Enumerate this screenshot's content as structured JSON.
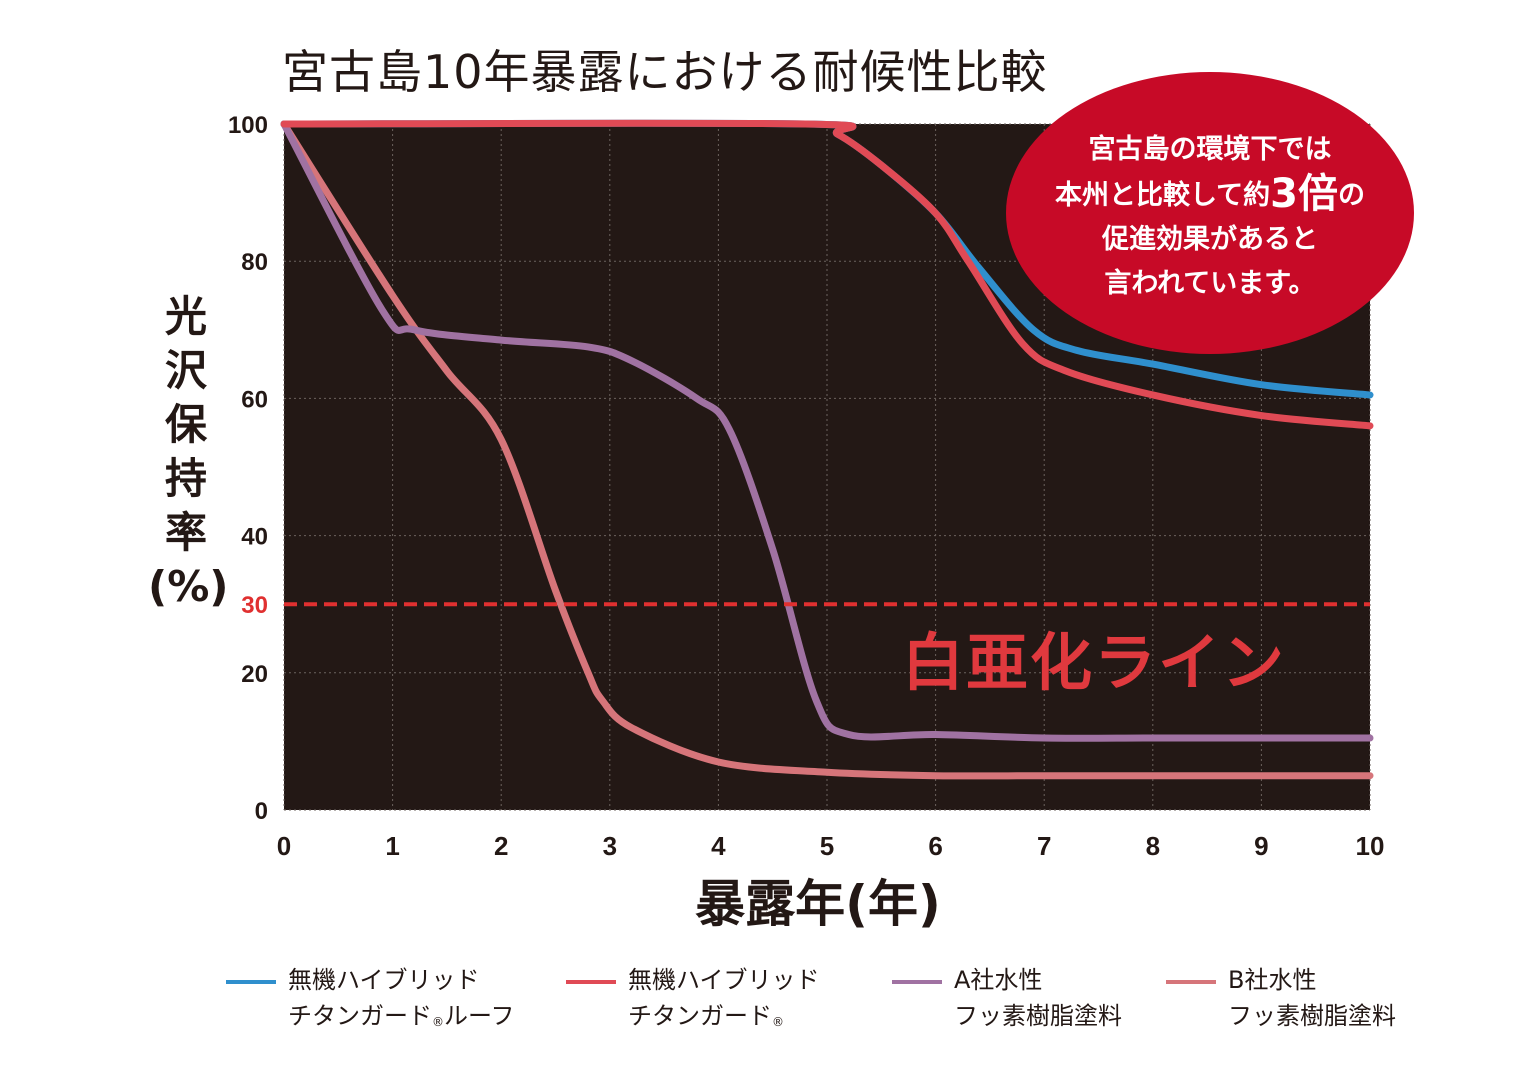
{
  "title": "宮古島10年暴露における耐候性比較",
  "callout": {
    "line1": "宮古島の環境下では",
    "line2_pre": "本州と比較して約",
    "line2_big": "3倍",
    "line2_post": "の",
    "line3": "促進効果があると",
    "line4": "言われています。"
  },
  "chalk_label": "白亜化ライン",
  "colors": {
    "plot_bg": "#231815",
    "roof": "#2f8fcd",
    "titanguard": "#e04a55",
    "a_company": "#a072a2",
    "b_company": "#d6757a",
    "threshold": "#e03030"
  },
  "chart_data": {
    "type": "line",
    "title": "宮古島10年暴露における耐候性比較",
    "xlabel": "暴露年(年)",
    "ylabel_chars": [
      "光",
      "沢",
      "保",
      "持",
      "率",
      "(%)"
    ],
    "xlim": [
      0,
      10
    ],
    "ylim": [
      0,
      100
    ],
    "x_ticks": [
      0,
      1,
      2,
      3,
      4,
      5,
      6,
      7,
      8,
      9,
      10
    ],
    "y_ticks": [
      0,
      20,
      40,
      60,
      80,
      100
    ],
    "threshold": {
      "value": 30,
      "label": "30"
    },
    "grid": true,
    "legend_position": "bottom",
    "series": [
      {
        "key": "b_company",
        "name_line1": "B社水性",
        "name_line2": "フッ素樹脂塗料",
        "points": [
          [
            0,
            100
          ],
          [
            1,
            75
          ],
          [
            1.5,
            64
          ],
          [
            2,
            54
          ],
          [
            2.5,
            32
          ],
          [
            2.8,
            20
          ],
          [
            2.93,
            16
          ],
          [
            3.2,
            12
          ],
          [
            4,
            7
          ],
          [
            5,
            5.5
          ],
          [
            6,
            5
          ],
          [
            7,
            5
          ],
          [
            8,
            5
          ],
          [
            9,
            5
          ],
          [
            10,
            5
          ]
        ]
      },
      {
        "key": "a_company",
        "name_line1": "A社水性",
        "name_line2": "フッ素樹脂塗料",
        "points": [
          [
            0,
            100
          ],
          [
            0.9,
            73
          ],
          [
            1.2,
            70
          ],
          [
            2,
            68.5
          ],
          [
            2.8,
            67.5
          ],
          [
            3.2,
            65.5
          ],
          [
            3.8,
            60
          ],
          [
            4.1,
            55.5
          ],
          [
            4.5,
            38
          ],
          [
            4.9,
            16
          ],
          [
            5.2,
            11
          ],
          [
            6,
            11
          ],
          [
            7,
            10.5
          ],
          [
            8,
            10.5
          ],
          [
            9,
            10.5
          ],
          [
            10,
            10.5
          ]
        ]
      },
      {
        "key": "roof",
        "name_line1": "無機ハイブリッド",
        "name_line2": "チタンガード",
        "name_line2_suffix": "ルーフ",
        "points": [
          [
            0,
            100
          ],
          [
            4.8,
            100
          ],
          [
            5.1,
            98.5
          ],
          [
            5.5,
            94
          ],
          [
            6,
            87
          ],
          [
            6.4,
            79
          ],
          [
            6.9,
            70
          ],
          [
            7.3,
            67
          ],
          [
            8,
            65
          ],
          [
            9,
            62
          ],
          [
            10,
            60.5
          ]
        ]
      },
      {
        "key": "titanguard",
        "name_line1": "無機ハイブリッド",
        "name_line2": "チタンガード",
        "points": [
          [
            0,
            100
          ],
          [
            4.8,
            100
          ],
          [
            5.1,
            98.5
          ],
          [
            5.5,
            94
          ],
          [
            6,
            87
          ],
          [
            6.3,
            80
          ],
          [
            6.8,
            68
          ],
          [
            7.2,
            64
          ],
          [
            8,
            60.5
          ],
          [
            9,
            57.5
          ],
          [
            10,
            56
          ]
        ]
      }
    ]
  },
  "legend": [
    {
      "key": "roof",
      "line1": "無機ハイブリッド",
      "line2": "チタンガード",
      "reg": "®",
      "line2_suffix": "ルーフ"
    },
    {
      "key": "titanguard",
      "line1": "無機ハイブリッド",
      "line2": "チタンガード",
      "reg": "®",
      "line2_suffix": ""
    },
    {
      "key": "a_company",
      "line1": "A社水性",
      "line2": "フッ素樹脂塗料"
    },
    {
      "key": "b_company",
      "line1": "B社水性",
      "line2": "フッ素樹脂塗料"
    }
  ]
}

__GIVEN INSTRUCTION__. Repeat all of the entries word for word, but omit the pictures.

__SOLUTION TO THE PROBLEM__.
Enumerate this screenshot's content as structured JSON.
{
  "title": "宮古島10年暴露における耐候性比較",
  "callout": {
    "line1": "宮古島の環境下では",
    "line2_pre": "本州と比較して約",
    "line2_big": "3倍",
    "line2_post": "の",
    "line3": "促進効果があると",
    "line4": "言われています。"
  },
  "chalk_label": "白亜化ライン",
  "colors": {
    "plot_bg": "#231815",
    "roof": "#2f8fcd",
    "titanguard": "#e04a55",
    "a_company": "#a072a2",
    "b_company": "#d6757a",
    "threshold": "#e03030"
  },
  "chart_data": {
    "type": "line",
    "title": "宮古島10年暴露における耐候性比較",
    "xlabel": "暴露年(年)",
    "ylabel_chars": [
      "光",
      "沢",
      "保",
      "持",
      "率",
      "(%)"
    ],
    "xlim": [
      0,
      10
    ],
    "ylim": [
      0,
      100
    ],
    "x_ticks": [
      0,
      1,
      2,
      3,
      4,
      5,
      6,
      7,
      8,
      9,
      10
    ],
    "y_ticks": [
      0,
      20,
      40,
      60,
      80,
      100
    ],
    "threshold": {
      "value": 30,
      "label": "30"
    },
    "grid": true,
    "legend_position": "bottom",
    "series": [
      {
        "key": "b_company",
        "name_line1": "B社水性",
        "name_line2": "フッ素樹脂塗料",
        "points": [
          [
            0,
            100
          ],
          [
            1,
            75
          ],
          [
            1.5,
            64
          ],
          [
            2,
            54
          ],
          [
            2.5,
            32
          ],
          [
            2.8,
            20
          ],
          [
            2.93,
            16
          ],
          [
            3.2,
            12
          ],
          [
            4,
            7
          ],
          [
            5,
            5.5
          ],
          [
            6,
            5
          ],
          [
            7,
            5
          ],
          [
            8,
            5
          ],
          [
            9,
            5
          ],
          [
            10,
            5
          ]
        ]
      },
      {
        "key": "a_company",
        "name_line1": "A社水性",
        "name_line2": "フッ素樹脂塗料",
        "points": [
          [
            0,
            100
          ],
          [
            0.9,
            73
          ],
          [
            1.2,
            70
          ],
          [
            2,
            68.5
          ],
          [
            2.8,
            67.5
          ],
          [
            3.2,
            65.5
          ],
          [
            3.8,
            60
          ],
          [
            4.1,
            55.5
          ],
          [
            4.5,
            38
          ],
          [
            4.9,
            16
          ],
          [
            5.2,
            11
          ],
          [
            6,
            11
          ],
          [
            7,
            10.5
          ],
          [
            8,
            10.5
          ],
          [
            9,
            10.5
          ],
          [
            10,
            10.5
          ]
        ]
      },
      {
        "key": "roof",
        "name_line1": "無機ハイブリッド",
        "name_line2": "チタンガード",
        "name_line2_suffix": "ルーフ",
        "points": [
          [
            0,
            100
          ],
          [
            4.8,
            100
          ],
          [
            5.1,
            98.5
          ],
          [
            5.5,
            94
          ],
          [
            6,
            87
          ],
          [
            6.4,
            79
          ],
          [
            6.9,
            70
          ],
          [
            7.3,
            67
          ],
          [
            8,
            65
          ],
          [
            9,
            62
          ],
          [
            10,
            60.5
          ]
        ]
      },
      {
        "key": "titanguard",
        "name_line1": "無機ハイブリッド",
        "name_line2": "チタンガード",
        "points": [
          [
            0,
            100
          ],
          [
            4.8,
            100
          ],
          [
            5.1,
            98.5
          ],
          [
            5.5,
            94
          ],
          [
            6,
            87
          ],
          [
            6.3,
            80
          ],
          [
            6.8,
            68
          ],
          [
            7.2,
            64
          ],
          [
            8,
            60.5
          ],
          [
            9,
            57.5
          ],
          [
            10,
            56
          ]
        ]
      }
    ]
  },
  "legend": [
    {
      "key": "roof",
      "line1": "無機ハイブリッド",
      "line2": "チタンガード",
      "reg": "®",
      "line2_suffix": "ルーフ"
    },
    {
      "key": "titanguard",
      "line1": "無機ハイブリッド",
      "line2": "チタンガード",
      "reg": "®",
      "line2_suffix": ""
    },
    {
      "key": "a_company",
      "line1": "A社水性",
      "line2": "フッ素樹脂塗料"
    },
    {
      "key": "b_company",
      "line1": "B社水性",
      "line2": "フッ素樹脂塗料"
    }
  ]
}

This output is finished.